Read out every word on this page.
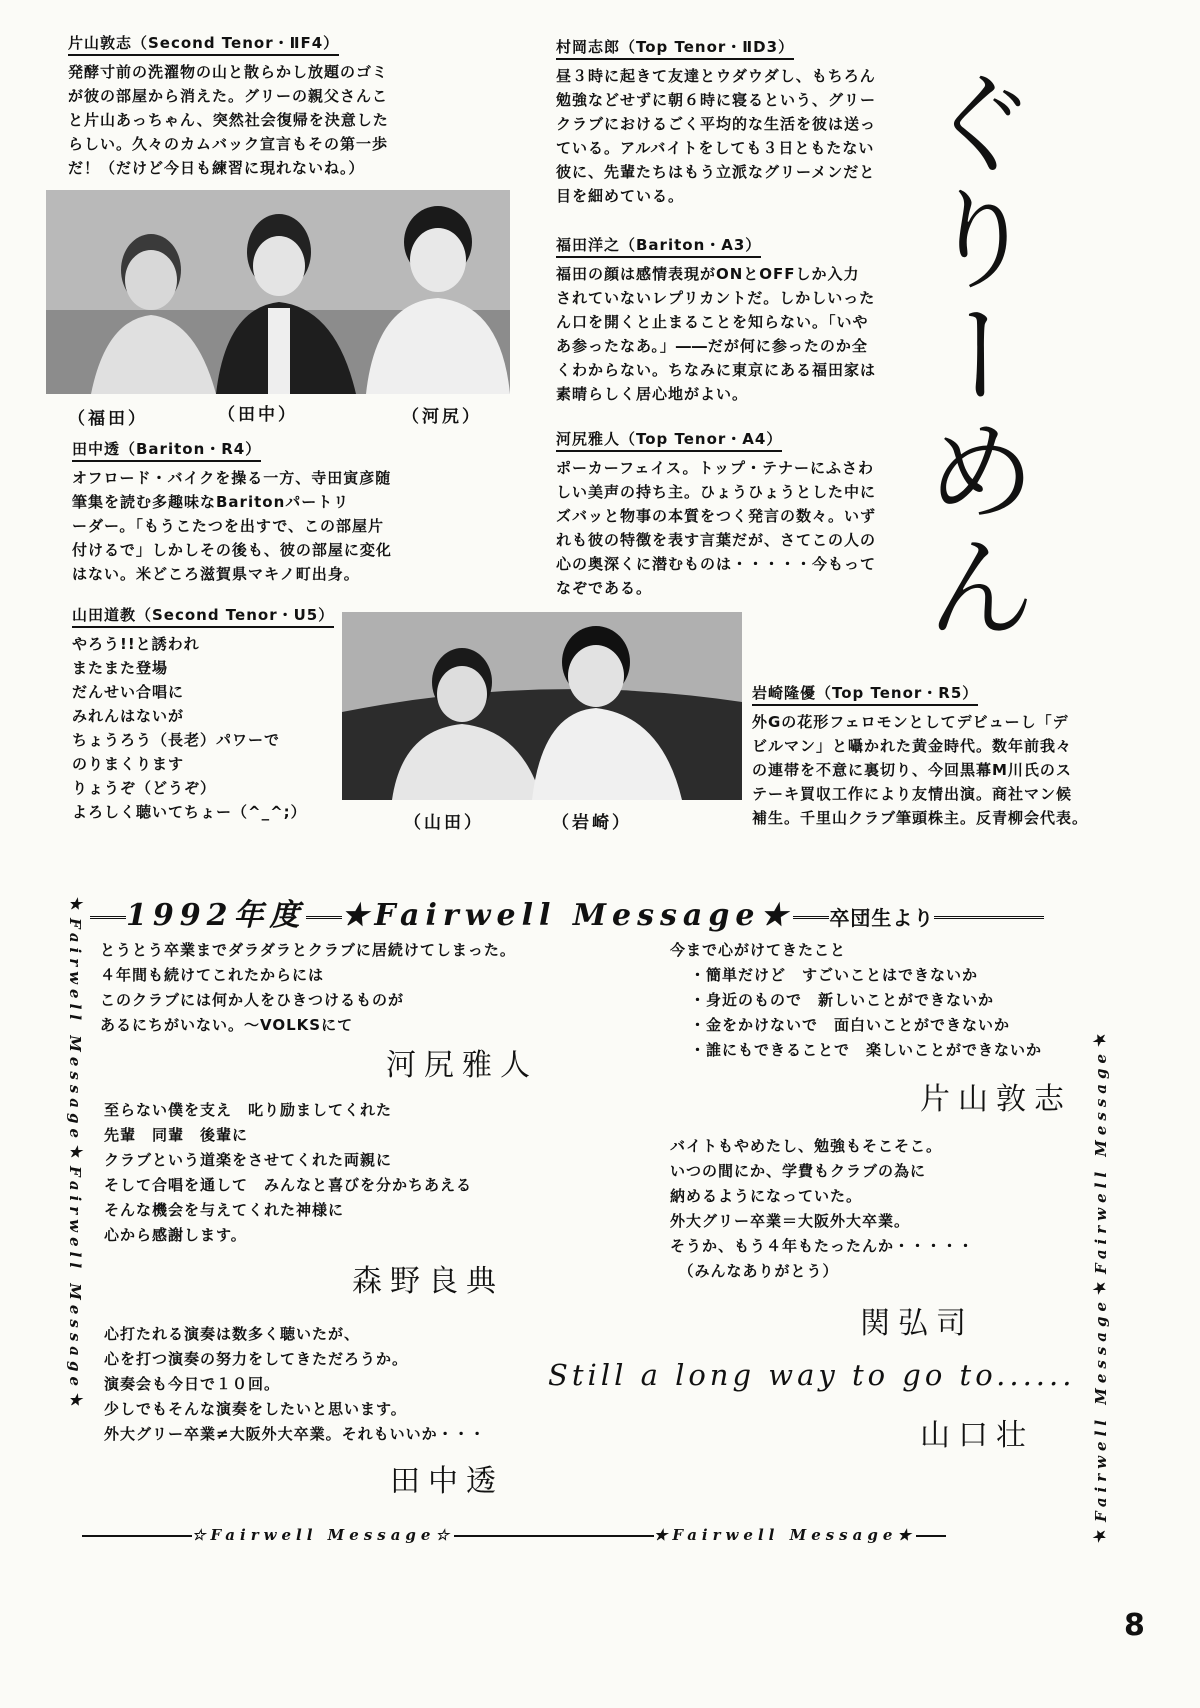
ぐりーめん
片山敦志（Second Tenor・ⅡF4）
発酵寸前の洗濯物の山と散らかし放題のゴミ
が彼の部屋から消えた。グリーの親父さんこ
と片山あっちゃん、突然社会復帰を決意した
らしい。久々のカムバック宣言もその第一歩
だ！（だけど今日も練習に現れないね。）
村岡志郎（Top Tenor・ⅡD3）
昼３時に起きて友達とウダウダし、もちろん
勉強などせずに朝６時に寝るという、グリー
クラブにおけるごく平均的な生活を彼は送っ
ている。アルバイトをしても３日ともたない
彼に、先輩たちはもう立派なグリーメンだと
目を細めている。
（福田）	（田中）	（河尻）
福田洋之（Bariton・A3）
福田の顔は感情表現がONとOFFしか入力
されていないレプリカントだ。しかしいった
ん口を開くと止まることを知らない。「いや
あ参ったなあ。」――だが何に参ったのか全
くわからない。ちなみに東京にある福田家は
素晴らしく居心地がよい。
田中透（Bariton・R4）
オフロード・バイクを操る一方、寺田寅彦随
筆集を読む多趣味なBaritonパートリ
ーダー。「もうこたつを出すで、この部屋片
付けるで」しかしその後も、彼の部屋に変化
はない。米どころ滋賀県マキノ町出身。
河尻雅人（Top Tenor・A4）
ポーカーフェイス。トップ・テナーにふさわ
しい美声の持ち主。ひょうひょうとした中に
ズバッと物事の本質をつく発言の数々。いず
れも彼の特徴を表す言葉だが、さてこの人の
心の奥深くに潜むものは・・・・・今もって
なぞである。
山田道教（Second Tenor・U5）
やろう!!と誘われ
またまた登場
だんせい合唱に
みれんはないが
ちょうろう（長老）パワーで
のりまくります
りょうぞ（どうぞ）
よろしく聴いてちょー（^_^;）
（山田）	（岩崎）
岩崎隆優（Top Tenor・R5）
外Gの花形フェロモンとしてデビューし「デ
ビルマン」と囁かれた黄金時代。数年前我々
の連帯を不意に裏切り、今回黒幕M川氏のス
テーキ買収工作により友情出演。商社マン候
補生。千里山クラブ筆頭株主。反青柳会代表。
1992年度 ★Fairwell Message★ 卒団生より
★Fairwell Message★Fairwell Message★	★Fairwell Message★Fairwell Message★
☆Fairwell Message☆	★Fairwell Message★
とうとう卒業までダラダラとクラブに居続けてしまった。
４年間も続けてこれたからには
このクラブには何か人をひきつけるものが
あるにちがいない。～VOLKSにて
河尻雅人
至らない僕を支え　叱り励ましてくれた
先輩　同輩　後輩に
クラブという道楽をさせてくれた両親に
そして合唱を通して　みんなと喜びを分かちあえる
そんな機会を与えてくれた神様に
心から感謝します。
森野良典
心打たれる演奏は数多く聴いたが、
心を打つ演奏の努力をしてきただろうか。
演奏会も今日で１０回。
少しでもそんな演奏をしたいと思います。
外大グリー卒業≠大阪外大卒業。それもいいか・・・
田中透
今まで心がけてきたこと
・簡単だけど　すごいことはできないか
・身近のもので　新しいことができないか
・金をかけないで　面白いことができないか
・誰にもできることで　楽しいことができないか
片山敦志
バイトもやめたし、勉強もそこそこ。
いつの間にか、学費もクラブの為に
納めるようになっていた。
外大グリー卒業＝大阪外大卒業。
そうか、もう４年もたったんか・・・・・
　（みんなありがとう）
関弘司
Still a long way to go to......
山口壮
8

━━━━━━━━━━━━━━━━

#### SHORT TASK:
Transcribe all of the records above character for character. Exclude the pictures.

#### EXPECTED ANSWER:
Read out every word on this page.
ぐりーめん
片山敦志（Second Tenor・ⅡF4）
発酵寸前の洗濯物の山と散らかし放題のゴミ
が彼の部屋から消えた。グリーの親父さんこ
と片山あっちゃん、突然社会復帰を決意した
らしい。久々のカムバック宣言もその第一歩
だ！（だけど今日も練習に現れないね。）
村岡志郎（Top Tenor・ⅡD3）
昼３時に起きて友達とウダウダし、もちろん
勉強などせずに朝６時に寝るという、グリー
クラブにおけるごく平均的な生活を彼は送っ
ている。アルバイトをしても３日ともたない
彼に、先輩たちはもう立派なグリーメンだと
目を細めている。
（福田）	（田中）	（河尻）
福田洋之（Bariton・A3）
福田の顔は感情表現がONとOFFしか入力
されていないレプリカントだ。しかしいった
ん口を開くと止まることを知らない。「いや
あ参ったなあ。」――だが何に参ったのか全
くわからない。ちなみに東京にある福田家は
素晴らしく居心地がよい。
田中透（Bariton・R4）
オフロード・バイクを操る一方、寺田寅彦随
筆集を読む多趣味なBaritonパートリ
ーダー。「もうこたつを出すで、この部屋片
付けるで」しかしその後も、彼の部屋に変化
はない。米どころ滋賀県マキノ町出身。
河尻雅人（Top Tenor・A4）
ポーカーフェイス。トップ・テナーにふさわ
しい美声の持ち主。ひょうひょうとした中に
ズバッと物事の本質をつく発言の数々。いず
れも彼の特徴を表す言葉だが、さてこの人の
心の奥深くに潜むものは・・・・・今もって
なぞである。
山田道教（Second Tenor・U5）
やろう!!と誘われ
またまた登場
だんせい合唱に
みれんはないが
ちょうろう（長老）パワーで
のりまくります
りょうぞ（どうぞ）
よろしく聴いてちょー（^_^;）
（山田）	（岩崎）
岩崎隆優（Top Tenor・R5）
外Gの花形フェロモンとしてデビューし「デ
ビルマン」と囁かれた黄金時代。数年前我々
の連帯を不意に裏切り、今回黒幕M川氏のス
テーキ買収工作により友情出演。商社マン候
補生。千里山クラブ筆頭株主。反青柳会代表。
1992年度 ★Fairwell Message★ 卒団生より
★Fairwell Message★Fairwell Message★	★Fairwell Message★Fairwell Message★
☆Fairwell Message☆	★Fairwell Message★
とうとう卒業までダラダラとクラブに居続けてしまった。
４年間も続けてこれたからには
このクラブには何か人をひきつけるものが
あるにちがいない。～VOLKSにて
河尻雅人
至らない僕を支え　叱り励ましてくれた
先輩　同輩　後輩に
クラブという道楽をさせてくれた両親に
そして合唱を通して　みんなと喜びを分かちあえる
そんな機会を与えてくれた神様に
心から感謝します。
森野良典
心打たれる演奏は数多く聴いたが、
心を打つ演奏の努力をしてきただろうか。
演奏会も今日で１０回。
少しでもそんな演奏をしたいと思います。
外大グリー卒業≠大阪外大卒業。それもいいか・・・
田中透
今まで心がけてきたこと
・簡単だけど　すごいことはできないか
・身近のもので　新しいことができないか
・金をかけないで　面白いことができないか
・誰にもできることで　楽しいことができないか
片山敦志
バイトもやめたし、勉強もそこそこ。
いつの間にか、学費もクラブの為に
納めるようになっていた。
外大グリー卒業＝大阪外大卒業。
そうか、もう４年もたったんか・・・・・
　（みんなありがとう）
関弘司
Still a long way to go to......
山口壮
8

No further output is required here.